* WORK TO BE COMPLETED
Write out the material again exactly, please, and omit the pictures.

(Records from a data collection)
↓
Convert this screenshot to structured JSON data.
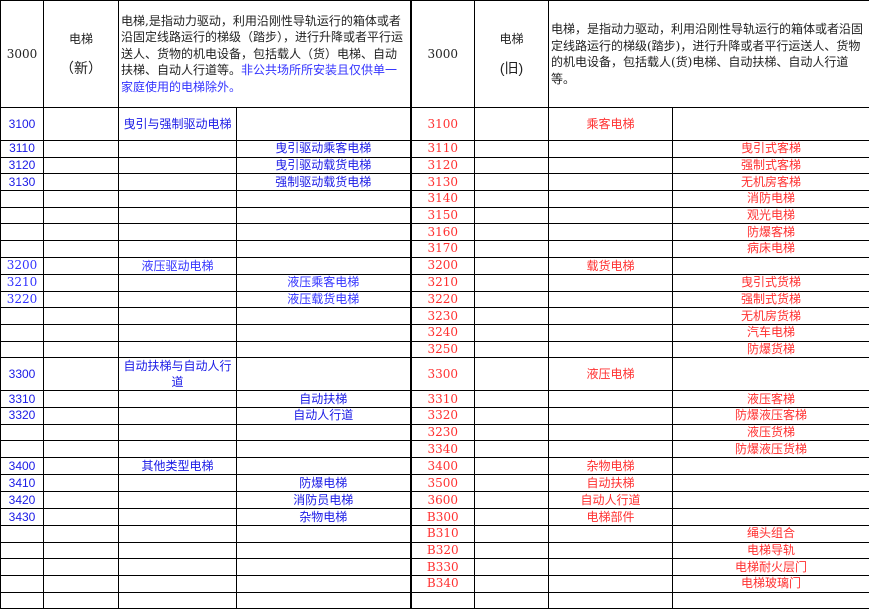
{
  "header": {
    "new": {
      "code": "3000",
      "name": "电梯",
      "tag": "（新）",
      "desc": "电梯,是指动力驱动，利用沿刚性导轨运行的箱体或者沿固定线路运行的梯级（踏步），进行升降或者平行运送人、货物的机电设备，包括载人（货）电梯、自动扶梯、自动人行道等。",
      "desc_note": "非公共场所所安装且仅供单一家庭使用的电梯除外。"
    },
    "old": {
      "code": "3000",
      "name": "电梯",
      "tag": "(旧)",
      "desc": "电梯，是指动力驱动，利用沿刚性导轨运行的箱体或者沿固定线路运行的梯级(踏步)，进行升降或者平行运送人、货物的机电设备，包括载人(货)电梯、自动扶梯、自动人行道等。"
    }
  },
  "colors": {
    "new_text": "#1a1ae6",
    "old_text": "#ff3030"
  },
  "rows": [
    {
      "l": [
        "3100",
        "曳引与强制驱动电梯",
        ""
      ],
      "r": [
        "3100",
        "乘客电梯",
        ""
      ]
    },
    {
      "l": [
        "3110",
        "",
        "曳引驱动乘客电梯"
      ],
      "r": [
        "3110",
        "",
        "曳引式客梯"
      ]
    },
    {
      "l": [
        "3120",
        "",
        "曳引驱动载货电梯"
      ],
      "r": [
        "3120",
        "",
        "强制式客梯"
      ]
    },
    {
      "l": [
        "3130",
        "",
        "强制驱动载货电梯"
      ],
      "r": [
        "3130",
        "",
        "无机房客梯"
      ]
    },
    {
      "l": [
        "",
        "",
        ""
      ],
      "r": [
        "3140",
        "",
        "消防电梯"
      ]
    },
    {
      "l": [
        "",
        "",
        ""
      ],
      "r": [
        "3150",
        "",
        "观光电梯"
      ]
    },
    {
      "l": [
        "",
        "",
        ""
      ],
      "r": [
        "3160",
        "",
        "防爆客梯"
      ]
    },
    {
      "l": [
        "",
        "",
        ""
      ],
      "r": [
        "3170",
        "",
        "病床电梯"
      ]
    },
    {
      "l": [
        "3200",
        "液压驱动电梯",
        ""
      ],
      "r": [
        "3200",
        "载货电梯",
        ""
      ]
    },
    {
      "l": [
        "3210",
        "",
        "液压乘客电梯"
      ],
      "r": [
        "3210",
        "",
        "曳引式货梯"
      ]
    },
    {
      "l": [
        "3220",
        "",
        "液压载货电梯"
      ],
      "r": [
        "3220",
        "",
        "强制式货梯"
      ]
    },
    {
      "l": [
        "",
        "",
        ""
      ],
      "r": [
        "3230",
        "",
        "无机房货梯"
      ]
    },
    {
      "l": [
        "",
        "",
        ""
      ],
      "r": [
        "3240",
        "",
        "汽车电梯"
      ]
    },
    {
      "l": [
        "",
        "",
        ""
      ],
      "r": [
        "3250",
        "",
        "防爆货梯"
      ]
    },
    {
      "l": [
        "3300",
        "自动扶梯与自动人行道",
        ""
      ],
      "r": [
        "3300",
        "液压电梯",
        ""
      ]
    },
    {
      "l": [
        "3310",
        "",
        "自动扶梯"
      ],
      "r": [
        "3310",
        "",
        "液压客梯"
      ]
    },
    {
      "l": [
        "3320",
        "",
        "自动人行道"
      ],
      "r": [
        "3320",
        "",
        "防爆液压客梯"
      ]
    },
    {
      "l": [
        "",
        "",
        ""
      ],
      "r": [
        "3230",
        "",
        "液压货梯"
      ]
    },
    {
      "l": [
        "",
        "",
        ""
      ],
      "r": [
        "3340",
        "",
        "防爆液压货梯"
      ]
    },
    {
      "l": [
        "3400",
        "其他类型电梯",
        ""
      ],
      "r": [
        "3400",
        "杂物电梯",
        ""
      ]
    },
    {
      "l": [
        "3410",
        "",
        "防爆电梯"
      ],
      "r": [
        "3500",
        "自动扶梯",
        ""
      ]
    },
    {
      "l": [
        "3420",
        "",
        "消防员电梯"
      ],
      "r": [
        "3600",
        "自动人行道",
        ""
      ]
    },
    {
      "l": [
        "3430",
        "",
        "杂物电梯"
      ],
      "r": [
        "B300",
        "电梯部件",
        ""
      ]
    },
    {
      "l": [
        "",
        "",
        ""
      ],
      "r": [
        "B310",
        "",
        "绳头组合"
      ]
    },
    {
      "l": [
        "",
        "",
        ""
      ],
      "r": [
        "B320",
        "",
        "电梯导轨"
      ]
    },
    {
      "l": [
        "",
        "",
        ""
      ],
      "r": [
        "B330",
        "",
        "电梯耐火层门"
      ]
    },
    {
      "l": [
        "",
        "",
        ""
      ],
      "r": [
        "B340",
        "",
        "电梯玻璃门"
      ]
    },
    {
      "l": [
        "",
        "",
        ""
      ],
      "r": [
        "",
        "",
        ""
      ]
    }
  ]
}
↑
* OUTPUT BELOW
Convert this screenshot to structured JSON data.
{
  "header": {
    "new": {
      "code": "3000",
      "name": "电梯",
      "tag": "（新）",
      "desc": "电梯,是指动力驱动，利用沿刚性导轨运行的箱体或者沿固定线路运行的梯级（踏步），进行升降或者平行运送人、货物的机电设备，包括载人（货）电梯、自动扶梯、自动人行道等。",
      "desc_note": "非公共场所所安装且仅供单一家庭使用的电梯除外。"
    },
    "old": {
      "code": "3000",
      "name": "电梯",
      "tag": "(旧)",
      "desc": "电梯，是指动力驱动，利用沿刚性导轨运行的箱体或者沿固定线路运行的梯级(踏步)，进行升降或者平行运送人、货物的机电设备，包括载人(货)电梯、自动扶梯、自动人行道等。"
    }
  },
  "colors": {
    "new_text": "#1a1ae6",
    "old_text": "#ff3030"
  },
  "rows": [
    {
      "l": [
        "3100",
        "曳引与强制驱动电梯",
        ""
      ],
      "r": [
        "3100",
        "乘客电梯",
        ""
      ]
    },
    {
      "l": [
        "3110",
        "",
        "曳引驱动乘客电梯"
      ],
      "r": [
        "3110",
        "",
        "曳引式客梯"
      ]
    },
    {
      "l": [
        "3120",
        "",
        "曳引驱动载货电梯"
      ],
      "r": [
        "3120",
        "",
        "强制式客梯"
      ]
    },
    {
      "l": [
        "3130",
        "",
        "强制驱动载货电梯"
      ],
      "r": [
        "3130",
        "",
        "无机房客梯"
      ]
    },
    {
      "l": [
        "",
        "",
        ""
      ],
      "r": [
        "3140",
        "",
        "消防电梯"
      ]
    },
    {
      "l": [
        "",
        "",
        ""
      ],
      "r": [
        "3150",
        "",
        "观光电梯"
      ]
    },
    {
      "l": [
        "",
        "",
        ""
      ],
      "r": [
        "3160",
        "",
        "防爆客梯"
      ]
    },
    {
      "l": [
        "",
        "",
        ""
      ],
      "r": [
        "3170",
        "",
        "病床电梯"
      ]
    },
    {
      "l": [
        "3200",
        "液压驱动电梯",
        ""
      ],
      "r": [
        "3200",
        "载货电梯",
        ""
      ]
    },
    {
      "l": [
        "3210",
        "",
        "液压乘客电梯"
      ],
      "r": [
        "3210",
        "",
        "曳引式货梯"
      ]
    },
    {
      "l": [
        "3220",
        "",
        "液压载货电梯"
      ],
      "r": [
        "3220",
        "",
        "强制式货梯"
      ]
    },
    {
      "l": [
        "",
        "",
        ""
      ],
      "r": [
        "3230",
        "",
        "无机房货梯"
      ]
    },
    {
      "l": [
        "",
        "",
        ""
      ],
      "r": [
        "3240",
        "",
        "汽车电梯"
      ]
    },
    {
      "l": [
        "",
        "",
        ""
      ],
      "r": [
        "3250",
        "",
        "防爆货梯"
      ]
    },
    {
      "l": [
        "3300",
        "自动扶梯与自动人行道",
        ""
      ],
      "r": [
        "3300",
        "液压电梯",
        ""
      ]
    },
    {
      "l": [
        "3310",
        "",
        "自动扶梯"
      ],
      "r": [
        "3310",
        "",
        "液压客梯"
      ]
    },
    {
      "l": [
        "3320",
        "",
        "自动人行道"
      ],
      "r": [
        "3320",
        "",
        "防爆液压客梯"
      ]
    },
    {
      "l": [
        "",
        "",
        ""
      ],
      "r": [
        "3230",
        "",
        "液压货梯"
      ]
    },
    {
      "l": [
        "",
        "",
        ""
      ],
      "r": [
        "3340",
        "",
        "防爆液压货梯"
      ]
    },
    {
      "l": [
        "3400",
        "其他类型电梯",
        ""
      ],
      "r": [
        "3400",
        "杂物电梯",
        ""
      ]
    },
    {
      "l": [
        "3410",
        "",
        "防爆电梯"
      ],
      "r": [
        "3500",
        "自动扶梯",
        ""
      ]
    },
    {
      "l": [
        "3420",
        "",
        "消防员电梯"
      ],
      "r": [
        "3600",
        "自动人行道",
        ""
      ]
    },
    {
      "l": [
        "3430",
        "",
        "杂物电梯"
      ],
      "r": [
        "B300",
        "电梯部件",
        ""
      ]
    },
    {
      "l": [
        "",
        "",
        ""
      ],
      "r": [
        "B310",
        "",
        "绳头组合"
      ]
    },
    {
      "l": [
        "",
        "",
        ""
      ],
      "r": [
        "B320",
        "",
        "电梯导轨"
      ]
    },
    {
      "l": [
        "",
        "",
        ""
      ],
      "r": [
        "B330",
        "",
        "电梯耐火层门"
      ]
    },
    {
      "l": [
        "",
        "",
        ""
      ],
      "r": [
        "B340",
        "",
        "电梯玻璃门"
      ]
    },
    {
      "l": [
        "",
        "",
        ""
      ],
      "r": [
        "",
        "",
        ""
      ]
    }
  ]
}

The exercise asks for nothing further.